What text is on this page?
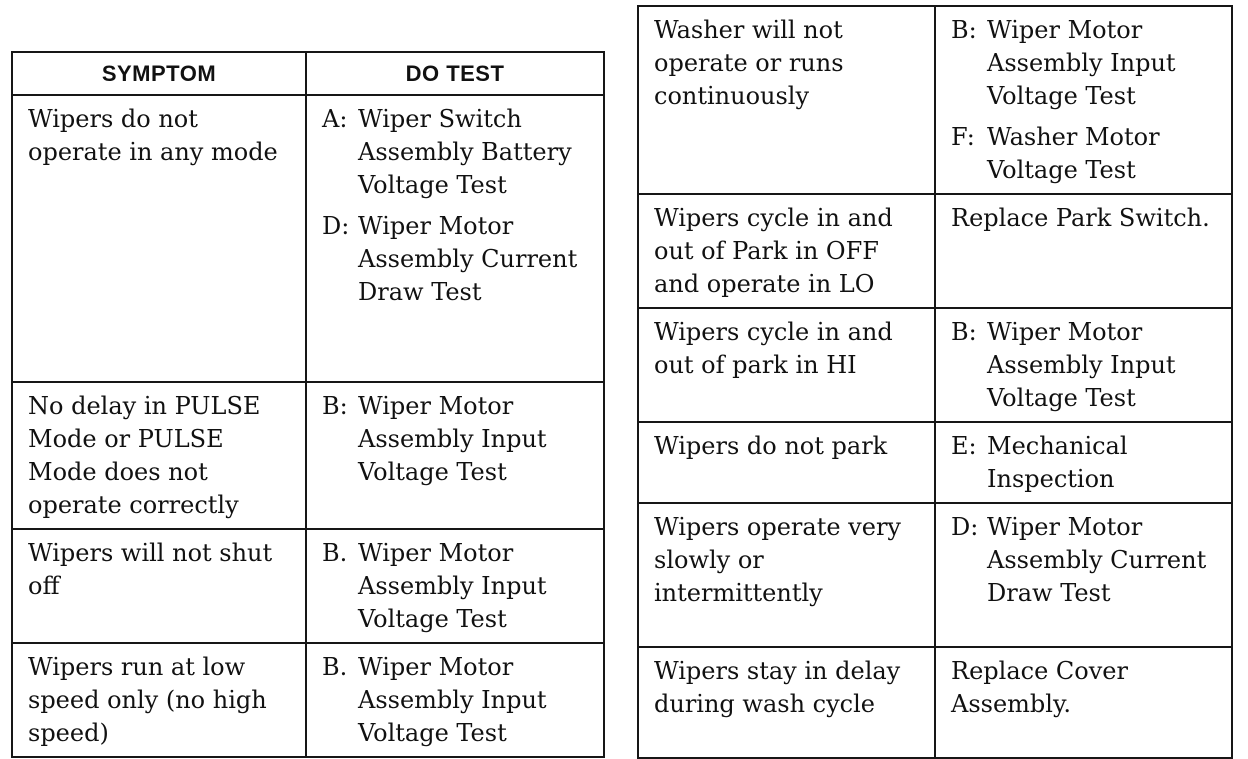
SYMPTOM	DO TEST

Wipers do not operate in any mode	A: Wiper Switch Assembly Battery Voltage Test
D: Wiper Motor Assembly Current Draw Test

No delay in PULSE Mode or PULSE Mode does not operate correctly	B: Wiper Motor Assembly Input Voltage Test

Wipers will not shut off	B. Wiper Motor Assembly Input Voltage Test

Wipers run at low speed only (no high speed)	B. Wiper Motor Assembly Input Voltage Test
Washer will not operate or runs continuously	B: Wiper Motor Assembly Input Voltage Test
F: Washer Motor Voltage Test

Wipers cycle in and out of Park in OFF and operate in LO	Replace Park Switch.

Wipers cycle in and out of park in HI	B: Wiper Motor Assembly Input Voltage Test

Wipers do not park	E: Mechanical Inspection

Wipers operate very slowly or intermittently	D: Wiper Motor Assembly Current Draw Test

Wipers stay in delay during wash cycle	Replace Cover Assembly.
────
§ Stated goal: Without the pictures, extract every entry verbatim.

§ Solved problem:
What text is on this page?
SYMPTOM	DO TEST

Wipers do not operate in any mode	A: Wiper Switch Assembly Battery Voltage Test
D: Wiper Motor Assembly Current Draw Test

No delay in PULSE Mode or PULSE Mode does not operate correctly	B: Wiper Motor Assembly Input Voltage Test

Wipers will not shut off	B. Wiper Motor Assembly Input Voltage Test

Wipers run at low speed only (no high speed)	B. Wiper Motor Assembly Input Voltage Test
Washer will not operate or runs continuously	B: Wiper Motor Assembly Input Voltage Test
F: Washer Motor Voltage Test

Wipers cycle in and out of Park in OFF and operate in LO	Replace Park Switch.

Wipers cycle in and out of park in HI	B: Wiper Motor Assembly Input Voltage Test

Wipers do not park	E: Mechanical Inspection

Wipers operate very slowly or intermittently	D: Wiper Motor Assembly Current Draw Test

Wipers stay in delay during wash cycle	Replace Cover Assembly.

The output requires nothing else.